● What the task asks: Keep the images out and copy every entry below exactly.

— start —

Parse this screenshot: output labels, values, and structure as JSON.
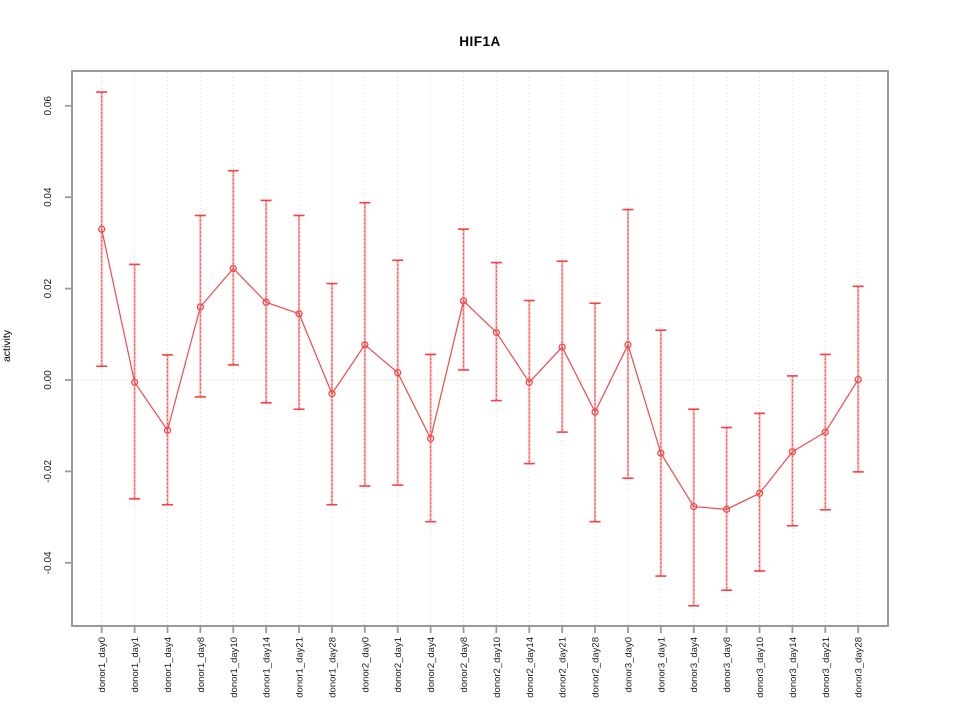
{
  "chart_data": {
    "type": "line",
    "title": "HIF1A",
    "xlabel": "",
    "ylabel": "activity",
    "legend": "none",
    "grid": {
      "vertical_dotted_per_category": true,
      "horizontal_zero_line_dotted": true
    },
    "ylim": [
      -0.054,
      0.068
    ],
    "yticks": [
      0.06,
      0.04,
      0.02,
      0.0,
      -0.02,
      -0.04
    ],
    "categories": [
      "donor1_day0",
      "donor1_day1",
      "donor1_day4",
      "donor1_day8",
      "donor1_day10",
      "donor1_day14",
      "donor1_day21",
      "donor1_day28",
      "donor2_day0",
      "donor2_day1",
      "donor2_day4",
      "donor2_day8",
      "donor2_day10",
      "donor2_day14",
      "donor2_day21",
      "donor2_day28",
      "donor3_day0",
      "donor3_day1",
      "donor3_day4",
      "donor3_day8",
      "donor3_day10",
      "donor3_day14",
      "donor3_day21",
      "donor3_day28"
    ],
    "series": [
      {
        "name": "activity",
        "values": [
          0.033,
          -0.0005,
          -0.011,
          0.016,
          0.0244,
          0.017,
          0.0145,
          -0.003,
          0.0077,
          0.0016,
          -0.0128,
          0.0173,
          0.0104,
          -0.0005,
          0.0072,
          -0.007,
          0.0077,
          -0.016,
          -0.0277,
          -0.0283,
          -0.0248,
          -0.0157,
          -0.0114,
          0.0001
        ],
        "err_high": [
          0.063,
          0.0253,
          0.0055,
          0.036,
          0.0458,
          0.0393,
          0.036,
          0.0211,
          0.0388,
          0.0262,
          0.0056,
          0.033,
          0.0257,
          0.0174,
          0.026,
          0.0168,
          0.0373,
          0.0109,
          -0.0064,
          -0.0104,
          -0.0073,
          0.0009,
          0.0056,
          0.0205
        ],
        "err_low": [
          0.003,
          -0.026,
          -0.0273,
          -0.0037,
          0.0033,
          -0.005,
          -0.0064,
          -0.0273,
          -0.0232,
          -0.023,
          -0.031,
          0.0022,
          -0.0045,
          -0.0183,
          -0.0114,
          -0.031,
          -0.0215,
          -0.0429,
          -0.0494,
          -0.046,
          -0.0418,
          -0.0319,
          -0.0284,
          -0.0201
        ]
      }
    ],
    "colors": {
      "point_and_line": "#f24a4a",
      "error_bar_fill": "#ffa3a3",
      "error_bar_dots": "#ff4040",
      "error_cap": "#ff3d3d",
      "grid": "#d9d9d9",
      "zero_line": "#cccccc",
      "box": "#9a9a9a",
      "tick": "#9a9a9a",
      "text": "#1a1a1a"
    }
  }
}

— end —

● Full answer:
Parse this screenshot: output labels, values, and structure as JSON.
{
  "chart_data": {
    "type": "line",
    "title": "HIF1A",
    "xlabel": "",
    "ylabel": "activity",
    "legend": "none",
    "grid": {
      "vertical_dotted_per_category": true,
      "horizontal_zero_line_dotted": true
    },
    "ylim": [
      -0.054,
      0.068
    ],
    "yticks": [
      0.06,
      0.04,
      0.02,
      0.0,
      -0.02,
      -0.04
    ],
    "categories": [
      "donor1_day0",
      "donor1_day1",
      "donor1_day4",
      "donor1_day8",
      "donor1_day10",
      "donor1_day14",
      "donor1_day21",
      "donor1_day28",
      "donor2_day0",
      "donor2_day1",
      "donor2_day4",
      "donor2_day8",
      "donor2_day10",
      "donor2_day14",
      "donor2_day21",
      "donor2_day28",
      "donor3_day0",
      "donor3_day1",
      "donor3_day4",
      "donor3_day8",
      "donor3_day10",
      "donor3_day14",
      "donor3_day21",
      "donor3_day28"
    ],
    "series": [
      {
        "name": "activity",
        "values": [
          0.033,
          -0.0005,
          -0.011,
          0.016,
          0.0244,
          0.017,
          0.0145,
          -0.003,
          0.0077,
          0.0016,
          -0.0128,
          0.0173,
          0.0104,
          -0.0005,
          0.0072,
          -0.007,
          0.0077,
          -0.016,
          -0.0277,
          -0.0283,
          -0.0248,
          -0.0157,
          -0.0114,
          0.0001
        ],
        "err_high": [
          0.063,
          0.0253,
          0.0055,
          0.036,
          0.0458,
          0.0393,
          0.036,
          0.0211,
          0.0388,
          0.0262,
          0.0056,
          0.033,
          0.0257,
          0.0174,
          0.026,
          0.0168,
          0.0373,
          0.0109,
          -0.0064,
          -0.0104,
          -0.0073,
          0.0009,
          0.0056,
          0.0205
        ],
        "err_low": [
          0.003,
          -0.026,
          -0.0273,
          -0.0037,
          0.0033,
          -0.005,
          -0.0064,
          -0.0273,
          -0.0232,
          -0.023,
          -0.031,
          0.0022,
          -0.0045,
          -0.0183,
          -0.0114,
          -0.031,
          -0.0215,
          -0.0429,
          -0.0494,
          -0.046,
          -0.0418,
          -0.0319,
          -0.0284,
          -0.0201
        ]
      }
    ],
    "colors": {
      "point_and_line": "#f24a4a",
      "error_bar_fill": "#ffa3a3",
      "error_bar_dots": "#ff4040",
      "error_cap": "#ff3d3d",
      "grid": "#d9d9d9",
      "zero_line": "#cccccc",
      "box": "#9a9a9a",
      "tick": "#9a9a9a",
      "text": "#1a1a1a"
    }
  }
}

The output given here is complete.